**Exercise prompt:** Transcribe exactly the lines from the one holding "Extract the structured" to the end of the data below, including both of those lines and no others.

**Data shown:**
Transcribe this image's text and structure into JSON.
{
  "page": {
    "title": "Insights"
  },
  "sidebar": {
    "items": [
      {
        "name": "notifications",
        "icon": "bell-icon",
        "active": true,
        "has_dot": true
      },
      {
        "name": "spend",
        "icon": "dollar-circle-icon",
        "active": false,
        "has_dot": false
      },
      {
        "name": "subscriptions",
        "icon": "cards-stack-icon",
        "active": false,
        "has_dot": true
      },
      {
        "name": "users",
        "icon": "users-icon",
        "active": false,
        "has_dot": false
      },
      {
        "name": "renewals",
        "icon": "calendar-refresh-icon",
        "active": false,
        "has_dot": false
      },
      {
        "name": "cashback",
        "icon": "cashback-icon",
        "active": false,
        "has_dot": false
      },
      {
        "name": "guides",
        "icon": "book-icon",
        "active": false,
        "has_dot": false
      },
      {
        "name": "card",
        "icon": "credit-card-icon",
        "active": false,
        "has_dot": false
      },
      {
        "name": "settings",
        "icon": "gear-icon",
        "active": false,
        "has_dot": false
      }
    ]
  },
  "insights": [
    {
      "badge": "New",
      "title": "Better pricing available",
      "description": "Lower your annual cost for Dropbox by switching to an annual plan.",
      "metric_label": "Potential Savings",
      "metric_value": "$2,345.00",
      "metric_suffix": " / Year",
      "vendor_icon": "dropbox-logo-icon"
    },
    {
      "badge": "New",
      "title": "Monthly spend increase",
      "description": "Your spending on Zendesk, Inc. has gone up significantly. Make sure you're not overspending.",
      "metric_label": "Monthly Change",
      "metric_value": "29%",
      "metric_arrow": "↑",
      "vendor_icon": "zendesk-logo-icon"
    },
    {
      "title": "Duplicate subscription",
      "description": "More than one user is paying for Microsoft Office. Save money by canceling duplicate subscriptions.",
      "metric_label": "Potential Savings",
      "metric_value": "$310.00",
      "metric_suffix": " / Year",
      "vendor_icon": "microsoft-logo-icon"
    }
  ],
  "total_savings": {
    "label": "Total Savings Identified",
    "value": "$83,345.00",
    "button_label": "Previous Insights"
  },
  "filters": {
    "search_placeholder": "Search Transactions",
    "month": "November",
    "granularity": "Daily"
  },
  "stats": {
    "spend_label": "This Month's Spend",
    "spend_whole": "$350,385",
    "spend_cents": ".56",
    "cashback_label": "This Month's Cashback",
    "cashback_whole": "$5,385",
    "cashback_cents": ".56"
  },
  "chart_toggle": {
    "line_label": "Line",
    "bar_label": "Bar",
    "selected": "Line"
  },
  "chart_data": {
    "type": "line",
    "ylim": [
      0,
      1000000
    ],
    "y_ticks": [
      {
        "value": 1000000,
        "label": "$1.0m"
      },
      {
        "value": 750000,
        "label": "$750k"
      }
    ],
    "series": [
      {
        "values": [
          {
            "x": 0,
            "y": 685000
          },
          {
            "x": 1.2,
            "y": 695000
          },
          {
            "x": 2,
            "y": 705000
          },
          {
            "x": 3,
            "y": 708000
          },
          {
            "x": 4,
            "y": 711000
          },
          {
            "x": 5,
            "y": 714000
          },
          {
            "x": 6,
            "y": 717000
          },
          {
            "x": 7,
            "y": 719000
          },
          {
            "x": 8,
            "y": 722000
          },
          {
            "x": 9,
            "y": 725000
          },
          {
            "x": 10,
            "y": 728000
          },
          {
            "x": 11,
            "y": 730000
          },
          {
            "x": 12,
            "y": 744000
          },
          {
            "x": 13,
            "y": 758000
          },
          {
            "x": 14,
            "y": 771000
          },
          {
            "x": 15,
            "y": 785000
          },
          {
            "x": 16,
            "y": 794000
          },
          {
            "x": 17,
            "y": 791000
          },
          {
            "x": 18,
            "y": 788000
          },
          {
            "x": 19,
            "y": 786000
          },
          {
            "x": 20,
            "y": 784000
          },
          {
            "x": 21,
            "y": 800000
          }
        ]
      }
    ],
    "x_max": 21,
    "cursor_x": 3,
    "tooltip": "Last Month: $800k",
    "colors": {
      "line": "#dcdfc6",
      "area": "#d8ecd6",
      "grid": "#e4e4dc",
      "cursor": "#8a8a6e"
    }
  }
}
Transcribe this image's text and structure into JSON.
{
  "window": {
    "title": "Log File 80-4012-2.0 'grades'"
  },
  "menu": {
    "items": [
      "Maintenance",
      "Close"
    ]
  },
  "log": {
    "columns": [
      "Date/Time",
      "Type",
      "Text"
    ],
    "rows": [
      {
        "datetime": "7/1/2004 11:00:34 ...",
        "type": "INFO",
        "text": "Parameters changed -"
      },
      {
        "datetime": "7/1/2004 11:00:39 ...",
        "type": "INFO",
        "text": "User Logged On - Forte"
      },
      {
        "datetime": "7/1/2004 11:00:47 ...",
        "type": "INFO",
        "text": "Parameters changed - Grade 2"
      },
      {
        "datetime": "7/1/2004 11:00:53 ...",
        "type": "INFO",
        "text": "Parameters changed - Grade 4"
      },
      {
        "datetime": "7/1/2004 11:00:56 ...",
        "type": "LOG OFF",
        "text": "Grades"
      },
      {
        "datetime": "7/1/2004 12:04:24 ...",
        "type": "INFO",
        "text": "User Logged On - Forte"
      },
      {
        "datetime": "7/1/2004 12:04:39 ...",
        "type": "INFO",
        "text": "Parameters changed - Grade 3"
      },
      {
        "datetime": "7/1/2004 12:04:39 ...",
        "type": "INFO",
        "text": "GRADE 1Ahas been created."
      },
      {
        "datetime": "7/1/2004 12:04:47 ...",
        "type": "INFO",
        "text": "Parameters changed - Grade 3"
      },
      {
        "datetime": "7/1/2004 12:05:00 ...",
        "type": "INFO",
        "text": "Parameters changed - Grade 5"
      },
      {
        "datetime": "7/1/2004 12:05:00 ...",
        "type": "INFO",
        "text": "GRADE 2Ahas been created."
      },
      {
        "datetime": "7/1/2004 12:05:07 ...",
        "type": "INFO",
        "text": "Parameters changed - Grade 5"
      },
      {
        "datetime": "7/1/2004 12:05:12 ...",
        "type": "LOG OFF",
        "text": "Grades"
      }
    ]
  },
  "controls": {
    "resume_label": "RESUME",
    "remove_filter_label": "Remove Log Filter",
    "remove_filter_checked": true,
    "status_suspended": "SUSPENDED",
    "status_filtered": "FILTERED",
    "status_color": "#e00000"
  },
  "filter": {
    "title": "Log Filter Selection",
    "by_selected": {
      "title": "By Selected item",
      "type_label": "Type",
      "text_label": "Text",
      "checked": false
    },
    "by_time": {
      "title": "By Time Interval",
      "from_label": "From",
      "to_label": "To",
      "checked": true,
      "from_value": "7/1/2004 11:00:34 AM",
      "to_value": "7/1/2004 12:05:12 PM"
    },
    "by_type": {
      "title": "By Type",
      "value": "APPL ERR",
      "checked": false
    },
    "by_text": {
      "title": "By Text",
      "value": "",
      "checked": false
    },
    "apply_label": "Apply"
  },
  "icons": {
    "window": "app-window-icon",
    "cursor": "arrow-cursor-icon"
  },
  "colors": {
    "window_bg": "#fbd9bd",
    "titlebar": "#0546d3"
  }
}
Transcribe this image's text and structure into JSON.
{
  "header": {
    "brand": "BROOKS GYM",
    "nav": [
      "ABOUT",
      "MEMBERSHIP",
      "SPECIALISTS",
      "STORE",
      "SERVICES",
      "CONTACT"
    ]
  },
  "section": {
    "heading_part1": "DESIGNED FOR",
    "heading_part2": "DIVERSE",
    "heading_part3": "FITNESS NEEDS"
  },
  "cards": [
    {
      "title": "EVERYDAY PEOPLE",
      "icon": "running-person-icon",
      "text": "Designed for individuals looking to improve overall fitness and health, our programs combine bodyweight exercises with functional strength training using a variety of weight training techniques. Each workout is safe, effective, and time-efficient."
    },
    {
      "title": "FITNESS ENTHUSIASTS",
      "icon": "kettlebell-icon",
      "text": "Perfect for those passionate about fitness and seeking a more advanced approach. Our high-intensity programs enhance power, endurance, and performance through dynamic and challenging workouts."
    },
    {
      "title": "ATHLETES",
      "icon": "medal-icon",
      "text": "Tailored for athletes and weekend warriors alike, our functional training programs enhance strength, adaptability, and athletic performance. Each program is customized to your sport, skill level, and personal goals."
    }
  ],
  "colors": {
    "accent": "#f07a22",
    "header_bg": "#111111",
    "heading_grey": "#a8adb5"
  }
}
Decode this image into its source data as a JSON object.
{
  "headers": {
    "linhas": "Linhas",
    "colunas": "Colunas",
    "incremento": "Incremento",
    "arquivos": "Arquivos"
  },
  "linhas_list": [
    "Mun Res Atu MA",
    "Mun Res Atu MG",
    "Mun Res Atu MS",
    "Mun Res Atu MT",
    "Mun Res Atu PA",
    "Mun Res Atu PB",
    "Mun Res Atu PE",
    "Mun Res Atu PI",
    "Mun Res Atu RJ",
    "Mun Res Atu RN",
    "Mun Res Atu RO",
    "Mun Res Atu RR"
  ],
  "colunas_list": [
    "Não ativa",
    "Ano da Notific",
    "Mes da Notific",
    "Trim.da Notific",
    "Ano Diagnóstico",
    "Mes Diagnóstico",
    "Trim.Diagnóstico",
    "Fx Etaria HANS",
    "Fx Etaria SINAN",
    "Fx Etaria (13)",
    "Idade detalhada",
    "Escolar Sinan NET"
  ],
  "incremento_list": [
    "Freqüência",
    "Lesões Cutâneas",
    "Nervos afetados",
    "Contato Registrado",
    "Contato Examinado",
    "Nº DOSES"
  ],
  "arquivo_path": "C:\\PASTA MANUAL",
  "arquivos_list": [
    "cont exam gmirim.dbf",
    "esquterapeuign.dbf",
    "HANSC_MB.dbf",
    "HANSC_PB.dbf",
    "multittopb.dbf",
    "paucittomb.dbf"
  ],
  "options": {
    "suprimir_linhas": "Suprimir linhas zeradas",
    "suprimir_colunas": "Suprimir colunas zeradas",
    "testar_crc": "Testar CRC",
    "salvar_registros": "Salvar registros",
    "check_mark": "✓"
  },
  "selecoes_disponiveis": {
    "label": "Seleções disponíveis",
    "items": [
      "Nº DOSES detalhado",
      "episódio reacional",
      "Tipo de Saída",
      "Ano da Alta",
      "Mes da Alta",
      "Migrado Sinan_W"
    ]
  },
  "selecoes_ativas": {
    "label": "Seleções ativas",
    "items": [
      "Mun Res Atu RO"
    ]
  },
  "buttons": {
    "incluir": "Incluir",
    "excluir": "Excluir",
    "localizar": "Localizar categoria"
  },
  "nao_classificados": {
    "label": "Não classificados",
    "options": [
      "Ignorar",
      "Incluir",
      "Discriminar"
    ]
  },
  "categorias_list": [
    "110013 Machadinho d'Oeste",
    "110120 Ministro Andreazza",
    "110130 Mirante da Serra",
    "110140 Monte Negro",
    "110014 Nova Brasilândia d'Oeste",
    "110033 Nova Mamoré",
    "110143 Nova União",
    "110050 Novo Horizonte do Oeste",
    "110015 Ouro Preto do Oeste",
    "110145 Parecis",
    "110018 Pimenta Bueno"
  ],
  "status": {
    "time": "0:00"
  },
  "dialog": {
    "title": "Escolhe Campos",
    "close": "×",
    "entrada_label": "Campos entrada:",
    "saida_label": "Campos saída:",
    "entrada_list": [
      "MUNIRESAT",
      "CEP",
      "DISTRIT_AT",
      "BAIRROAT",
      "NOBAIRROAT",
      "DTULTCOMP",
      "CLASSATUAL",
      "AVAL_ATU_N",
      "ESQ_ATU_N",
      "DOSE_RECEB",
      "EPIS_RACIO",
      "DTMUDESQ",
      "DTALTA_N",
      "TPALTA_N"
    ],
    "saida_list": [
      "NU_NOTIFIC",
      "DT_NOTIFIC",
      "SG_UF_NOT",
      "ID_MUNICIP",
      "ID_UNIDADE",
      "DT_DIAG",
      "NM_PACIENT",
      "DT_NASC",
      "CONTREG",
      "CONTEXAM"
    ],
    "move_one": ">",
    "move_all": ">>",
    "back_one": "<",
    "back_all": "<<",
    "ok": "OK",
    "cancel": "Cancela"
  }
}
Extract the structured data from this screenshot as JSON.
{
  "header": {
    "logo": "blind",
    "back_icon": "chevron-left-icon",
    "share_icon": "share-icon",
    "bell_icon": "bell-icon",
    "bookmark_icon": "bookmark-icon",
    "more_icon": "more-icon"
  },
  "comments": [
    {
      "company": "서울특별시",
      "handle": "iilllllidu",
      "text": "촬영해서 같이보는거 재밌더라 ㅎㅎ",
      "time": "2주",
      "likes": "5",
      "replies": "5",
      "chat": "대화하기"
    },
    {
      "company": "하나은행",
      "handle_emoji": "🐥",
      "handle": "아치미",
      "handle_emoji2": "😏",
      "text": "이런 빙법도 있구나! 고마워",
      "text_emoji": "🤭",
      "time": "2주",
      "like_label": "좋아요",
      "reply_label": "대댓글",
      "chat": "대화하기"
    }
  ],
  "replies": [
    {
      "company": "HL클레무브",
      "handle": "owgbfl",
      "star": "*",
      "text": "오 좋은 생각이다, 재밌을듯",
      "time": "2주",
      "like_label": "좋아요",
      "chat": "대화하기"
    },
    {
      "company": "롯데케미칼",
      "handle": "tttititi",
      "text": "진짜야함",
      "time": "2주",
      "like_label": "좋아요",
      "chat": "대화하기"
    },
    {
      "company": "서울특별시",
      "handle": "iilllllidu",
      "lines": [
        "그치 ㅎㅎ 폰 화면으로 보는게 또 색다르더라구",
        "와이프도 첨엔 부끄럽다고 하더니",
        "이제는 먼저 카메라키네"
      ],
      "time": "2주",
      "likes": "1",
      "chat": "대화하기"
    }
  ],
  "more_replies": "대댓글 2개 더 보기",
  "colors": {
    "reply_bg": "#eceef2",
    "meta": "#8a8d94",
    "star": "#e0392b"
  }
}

**Expected output:**
Extract the structured data from this screenshot as JSON.
{
  "header": {
    "logo": "blind",
    "back_icon": "chevron-left-icon",
    "share_icon": "share-icon",
    "bell_icon": "bell-icon",
    "bookmark_icon": "bookmark-icon",
    "more_icon": "more-icon"
  },
  "comments": [
    {
      "company": "서울특별시",
      "handle": "iilllllidu",
      "text": "촬영해서 같이보는거 재밌더라 ㅎㅎ",
      "time": "2주",
      "likes": "5",
      "replies": "5",
      "chat": "대화하기"
    },
    {
      "company": "하나은행",
      "handle_emoji": "🐥",
      "handle": "아치미",
      "handle_emoji2": "😏",
      "text": "이런 빙법도 있구나! 고마워",
      "text_emoji": "🤭",
      "time": "2주",
      "like_label": "좋아요",
      "reply_label": "대댓글",
      "chat": "대화하기"
    }
  ],
  "replies": [
    {
      "company": "HL클레무브",
      "handle": "owgbfl",
      "star": "*",
      "text": "오 좋은 생각이다, 재밌을듯",
      "time": "2주",
      "like_label": "좋아요",
      "chat": "대화하기"
    },
    {
      "company": "롯데케미칼",
      "handle": "tttititi",
      "text": "진짜야함",
      "time": "2주",
      "like_label": "좋아요",
      "chat": "대화하기"
    },
    {
      "company": "서울특별시",
      "handle": "iilllllidu",
      "lines": [
        "그치 ㅎㅎ 폰 화면으로 보는게 또 색다르더라구",
        "와이프도 첨엔 부끄럽다고 하더니",
        "이제는 먼저 카메라키네"
      ],
      "time": "2주",
      "likes": "1",
      "chat": "대화하기"
    }
  ],
  "more_replies": "대댓글 2개 더 보기",
  "colors": {
    "reply_bg": "#eceef2",
    "meta": "#8a8d94",
    "star": "#e0392b"
  }
}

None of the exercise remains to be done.